[Brief] Nothing may be dropped. Retype the whole listing exactly.

**** Materials provided

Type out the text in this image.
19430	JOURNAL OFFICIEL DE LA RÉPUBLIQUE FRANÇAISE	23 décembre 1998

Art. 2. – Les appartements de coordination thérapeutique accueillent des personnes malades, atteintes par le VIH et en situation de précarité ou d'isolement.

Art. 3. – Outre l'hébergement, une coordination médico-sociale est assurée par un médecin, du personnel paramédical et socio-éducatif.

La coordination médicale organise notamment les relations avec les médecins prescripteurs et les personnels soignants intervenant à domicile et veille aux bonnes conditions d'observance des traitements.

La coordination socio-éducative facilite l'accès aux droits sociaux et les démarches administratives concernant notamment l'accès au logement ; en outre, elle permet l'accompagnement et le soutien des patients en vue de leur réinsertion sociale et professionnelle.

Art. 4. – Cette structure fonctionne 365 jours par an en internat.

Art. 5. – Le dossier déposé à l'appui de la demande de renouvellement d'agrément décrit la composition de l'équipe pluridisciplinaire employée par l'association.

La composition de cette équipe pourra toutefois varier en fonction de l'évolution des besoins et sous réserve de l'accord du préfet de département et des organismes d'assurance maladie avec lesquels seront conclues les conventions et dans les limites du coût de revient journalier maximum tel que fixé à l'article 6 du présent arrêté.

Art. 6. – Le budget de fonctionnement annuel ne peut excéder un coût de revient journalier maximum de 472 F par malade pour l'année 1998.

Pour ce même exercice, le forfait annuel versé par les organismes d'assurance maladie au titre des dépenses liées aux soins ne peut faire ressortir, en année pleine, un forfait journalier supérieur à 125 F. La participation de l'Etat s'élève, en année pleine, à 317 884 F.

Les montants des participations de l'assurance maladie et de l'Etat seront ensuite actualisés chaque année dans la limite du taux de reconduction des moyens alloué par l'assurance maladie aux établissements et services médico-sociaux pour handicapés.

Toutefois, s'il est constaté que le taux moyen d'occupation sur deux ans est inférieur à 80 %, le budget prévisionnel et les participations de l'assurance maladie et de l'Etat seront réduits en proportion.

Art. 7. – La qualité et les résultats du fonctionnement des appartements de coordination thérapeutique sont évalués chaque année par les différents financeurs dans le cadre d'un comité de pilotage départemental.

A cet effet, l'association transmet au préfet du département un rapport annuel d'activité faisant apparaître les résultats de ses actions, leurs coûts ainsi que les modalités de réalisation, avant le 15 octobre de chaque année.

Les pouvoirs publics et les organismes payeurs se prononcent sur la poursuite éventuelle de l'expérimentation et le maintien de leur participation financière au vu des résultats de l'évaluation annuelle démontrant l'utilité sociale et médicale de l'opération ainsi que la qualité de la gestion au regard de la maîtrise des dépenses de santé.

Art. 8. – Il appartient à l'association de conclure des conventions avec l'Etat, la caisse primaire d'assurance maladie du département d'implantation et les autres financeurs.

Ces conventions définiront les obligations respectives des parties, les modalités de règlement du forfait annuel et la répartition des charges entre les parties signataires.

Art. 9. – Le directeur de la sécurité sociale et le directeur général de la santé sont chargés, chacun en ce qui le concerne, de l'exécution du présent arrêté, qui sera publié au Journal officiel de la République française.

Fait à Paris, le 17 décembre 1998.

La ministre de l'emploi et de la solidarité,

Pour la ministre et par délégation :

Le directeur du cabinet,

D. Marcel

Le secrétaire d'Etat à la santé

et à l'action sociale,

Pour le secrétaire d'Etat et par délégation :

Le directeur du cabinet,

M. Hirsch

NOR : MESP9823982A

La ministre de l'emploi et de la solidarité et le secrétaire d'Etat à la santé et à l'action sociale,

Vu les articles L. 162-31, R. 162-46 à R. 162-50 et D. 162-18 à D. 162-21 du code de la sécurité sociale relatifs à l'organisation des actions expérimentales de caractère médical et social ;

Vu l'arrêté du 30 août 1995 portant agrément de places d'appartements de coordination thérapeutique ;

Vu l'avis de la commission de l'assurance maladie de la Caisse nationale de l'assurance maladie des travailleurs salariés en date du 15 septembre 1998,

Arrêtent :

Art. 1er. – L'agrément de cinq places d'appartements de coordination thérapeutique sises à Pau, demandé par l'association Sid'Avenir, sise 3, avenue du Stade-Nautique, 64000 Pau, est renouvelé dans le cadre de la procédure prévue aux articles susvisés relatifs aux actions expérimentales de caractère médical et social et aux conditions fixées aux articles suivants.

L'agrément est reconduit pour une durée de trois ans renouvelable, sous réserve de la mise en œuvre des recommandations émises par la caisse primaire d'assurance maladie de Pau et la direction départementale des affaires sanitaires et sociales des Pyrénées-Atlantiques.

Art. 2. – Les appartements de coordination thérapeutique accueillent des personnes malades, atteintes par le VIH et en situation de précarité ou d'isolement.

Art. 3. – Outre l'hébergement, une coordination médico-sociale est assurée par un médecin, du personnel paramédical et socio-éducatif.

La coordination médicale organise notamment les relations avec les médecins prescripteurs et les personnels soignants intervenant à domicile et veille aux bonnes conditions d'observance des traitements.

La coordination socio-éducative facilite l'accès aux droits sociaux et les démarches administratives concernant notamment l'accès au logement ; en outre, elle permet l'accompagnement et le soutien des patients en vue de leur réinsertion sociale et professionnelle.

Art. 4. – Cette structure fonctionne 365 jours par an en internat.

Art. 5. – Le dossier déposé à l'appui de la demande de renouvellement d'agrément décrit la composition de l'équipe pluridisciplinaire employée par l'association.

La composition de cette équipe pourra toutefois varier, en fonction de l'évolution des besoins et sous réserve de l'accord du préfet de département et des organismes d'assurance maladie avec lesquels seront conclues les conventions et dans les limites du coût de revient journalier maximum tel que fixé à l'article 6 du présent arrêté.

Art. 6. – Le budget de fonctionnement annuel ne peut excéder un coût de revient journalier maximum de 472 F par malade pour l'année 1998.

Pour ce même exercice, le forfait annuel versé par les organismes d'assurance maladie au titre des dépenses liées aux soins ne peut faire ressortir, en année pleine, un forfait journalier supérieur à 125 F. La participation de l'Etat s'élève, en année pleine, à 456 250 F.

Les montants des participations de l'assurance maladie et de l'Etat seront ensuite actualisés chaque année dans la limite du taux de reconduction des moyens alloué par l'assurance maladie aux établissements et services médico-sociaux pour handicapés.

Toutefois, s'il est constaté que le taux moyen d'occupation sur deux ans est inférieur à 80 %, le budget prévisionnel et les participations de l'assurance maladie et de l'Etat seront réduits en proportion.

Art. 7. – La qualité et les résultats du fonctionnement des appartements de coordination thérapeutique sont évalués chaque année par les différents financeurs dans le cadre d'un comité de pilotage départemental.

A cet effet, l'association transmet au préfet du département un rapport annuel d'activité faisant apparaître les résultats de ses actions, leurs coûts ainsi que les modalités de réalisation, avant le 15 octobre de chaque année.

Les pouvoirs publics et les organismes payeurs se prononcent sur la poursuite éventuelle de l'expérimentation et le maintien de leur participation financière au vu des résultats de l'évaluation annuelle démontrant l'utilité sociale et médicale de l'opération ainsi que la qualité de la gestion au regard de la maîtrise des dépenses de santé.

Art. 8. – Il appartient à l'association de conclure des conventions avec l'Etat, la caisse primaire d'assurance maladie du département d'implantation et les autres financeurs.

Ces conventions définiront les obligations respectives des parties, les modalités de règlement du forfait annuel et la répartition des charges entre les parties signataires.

********

[Solution for this task]
Type out the text in this image.
19430	JOURNAL OFFICIEL DE LA RÉPUBLIQUE FRANÇAISE	23 décembre 1998

Art. 2. – Les appartements de coordination thérapeutique accueillent des personnes malades, atteintes par le VIH et en situation de précarité ou d'isolement.

Art. 3. – Outre l'hébergement, une coordination médico-sociale est assurée par un médecin, du personnel paramédical et socio-éducatif.

La coordination médicale organise notamment les relations avec les médecins prescripteurs et les personnels soignants intervenant à domicile et veille aux bonnes conditions d'observance des traitements.

La coordination socio-éducative facilite l'accès aux droits sociaux et les démarches administratives concernant notamment l'accès au logement ; en outre, elle permet l'accompagnement et le soutien des patients en vue de leur réinsertion sociale et professionnelle.

Art. 4. – Cette structure fonctionne 365 jours par an en internat.

Art. 5. – Le dossier déposé à l'appui de la demande de renouvellement d'agrément décrit la composition de l'équipe pluridisciplinaire employée par l'association.

La composition de cette équipe pourra toutefois varier en fonction de l'évolution des besoins et sous réserve de l'accord du préfet de département et des organismes d'assurance maladie avec lesquels seront conclues les conventions et dans les limites du coût de revient journalier maximum tel que fixé à l'article 6 du présent arrêté.

Art. 6. – Le budget de fonctionnement annuel ne peut excéder un coût de revient journalier maximum de 472 F par malade pour l'année 1998.

Pour ce même exercice, le forfait annuel versé par les organismes d'assurance maladie au titre des dépenses liées aux soins ne peut faire ressortir, en année pleine, un forfait journalier supérieur à 125 F. La participation de l'Etat s'élève, en année pleine, à 317 884 F.

Les montants des participations de l'assurance maladie et de l'Etat seront ensuite actualisés chaque année dans la limite du taux de reconduction des moyens alloué par l'assurance maladie aux établissements et services médico-sociaux pour handicapés.

Toutefois, s'il est constaté que le taux moyen d'occupation sur deux ans est inférieur à 80 %, le budget prévisionnel et les participations de l'assurance maladie et de l'Etat seront réduits en proportion.

Art. 7. – La qualité et les résultats du fonctionnement des appartements de coordination thérapeutique sont évalués chaque année par les différents financeurs dans le cadre d'un comité de pilotage départemental.

A cet effet, l'association transmet au préfet du département un rapport annuel d'activité faisant apparaître les résultats de ses actions, leurs coûts ainsi que les modalités de réalisation, avant le 15 octobre de chaque année.

Les pouvoirs publics et les organismes payeurs se prononcent sur la poursuite éventuelle de l'expérimentation et le maintien de leur participation financière au vu des résultats de l'évaluation annuelle démontrant l'utilité sociale et médicale de l'opération ainsi que la qualité de la gestion au regard de la maîtrise des dépenses de santé.

Art. 8. – Il appartient à l'association de conclure des conventions avec l'Etat, la caisse primaire d'assurance maladie du département d'implantation et les autres financeurs.

Ces conventions définiront les obligations respectives des parties, les modalités de règlement du forfait annuel et la répartition des charges entre les parties signataires.

Art. 9. – Le directeur de la sécurité sociale et le directeur général de la santé sont chargés, chacun en ce qui le concerne, de l'exécution du présent arrêté, qui sera publié au Journal officiel de la République française.

Fait à Paris, le 17 décembre 1998.

La ministre de l'emploi et de la solidarité,

Pour la ministre et par délégation :

Le directeur du cabinet,

D. Marcel

Le secrétaire d'Etat à la santé

et à l'action sociale,

Pour le secrétaire d'Etat et par délégation :

Le directeur du cabinet,

M. Hirsch

NOR : MESP9823982A

La ministre de l'emploi et de la solidarité et le secrétaire d'Etat à la santé et à l'action sociale,

Vu les articles L. 162-31, R. 162-46 à R. 162-50 et D. 162-18 à D. 162-21 du code de la sécurité sociale relatifs à l'organisation des actions expérimentales de caractère médical et social ;

Vu l'arrêté du 30 août 1995 portant agrément de places d'appartements de coordination thérapeutique ;

Vu l'avis de la commission de l'assurance maladie de la Caisse nationale de l'assurance maladie des travailleurs salariés en date du 15 septembre 1998,

Arrêtent :

Art. 1er. – L'agrément de cinq places d'appartements de coordination thérapeutique sises à Pau, demandé par l'association Sid'Avenir, sise 3, avenue du Stade-Nautique, 64000 Pau, est renouvelé dans le cadre de la procédure prévue aux articles susvisés relatifs aux actions expérimentales de caractère médical et social et aux conditions fixées aux articles suivants.

L'agrément est reconduit pour une durée de trois ans renouvelable, sous réserve de la mise en œuvre des recommandations émises par la caisse primaire d'assurance maladie de Pau et la direction départementale des affaires sanitaires et sociales des Pyrénées-Atlantiques.

Art. 2. – Les appartements de coordination thérapeutique accueillent des personnes malades, atteintes par le VIH et en situation de précarité ou d'isolement.

Art. 3. – Outre l'hébergement, une coordination médico-sociale est assurée par un médecin, du personnel paramédical et socio-éducatif.

La coordination médicale organise notamment les relations avec les médecins prescripteurs et les personnels soignants intervenant à domicile et veille aux bonnes conditions d'observance des traitements.

La coordination socio-éducative facilite l'accès aux droits sociaux et les démarches administratives concernant notamment l'accès au logement ; en outre, elle permet l'accompagnement et le soutien des patients en vue de leur réinsertion sociale et professionnelle.

Art. 4. – Cette structure fonctionne 365 jours par an en internat.

Art. 5. – Le dossier déposé à l'appui de la demande de renouvellement d'agrément décrit la composition de l'équipe pluridisciplinaire employée par l'association.

La composition de cette équipe pourra toutefois varier, en fonction de l'évolution des besoins et sous réserve de l'accord du préfet de département et des organismes d'assurance maladie avec lesquels seront conclues les conventions et dans les limites du coût de revient journalier maximum tel que fixé à l'article 6 du présent arrêté.

Art. 6. – Le budget de fonctionnement annuel ne peut excéder un coût de revient journalier maximum de 472 F par malade pour l'année 1998.

Pour ce même exercice, le forfait annuel versé par les organismes d'assurance maladie au titre des dépenses liées aux soins ne peut faire ressortir, en année pleine, un forfait journalier supérieur à 125 F. La participation de l'Etat s'élève, en année pleine, à 456 250 F.

Les montants des participations de l'assurance maladie et de l'Etat seront ensuite actualisés chaque année dans la limite du taux de reconduction des moyens alloué par l'assurance maladie aux établissements et services médico-sociaux pour handicapés.

Toutefois, s'il est constaté que le taux moyen d'occupation sur deux ans est inférieur à 80 %, le budget prévisionnel et les participations de l'assurance maladie et de l'Etat seront réduits en proportion.

Art. 7. – La qualité et les résultats du fonctionnement des appartements de coordination thérapeutique sont évalués chaque année par les différents financeurs dans le cadre d'un comité de pilotage départemental.

A cet effet, l'association transmet au préfet du département un rapport annuel d'activité faisant apparaître les résultats de ses actions, leurs coûts ainsi que les modalités de réalisation, avant le 15 octobre de chaque année.

Les pouvoirs publics et les organismes payeurs se prononcent sur la poursuite éventuelle de l'expérimentation et le maintien de leur participation financière au vu des résultats de l'évaluation annuelle démontrant l'utilité sociale et médicale de l'opération ainsi que la qualité de la gestion au regard de la maîtrise des dépenses de santé.

Art. 8. – Il appartient à l'association de conclure des conventions avec l'Etat, la caisse primaire d'assurance maladie du département d'implantation et les autres financeurs.

Ces conventions définiront les obligations respectives des parties, les modalités de règlement du forfait annuel et la répartition des charges entre les parties signataires.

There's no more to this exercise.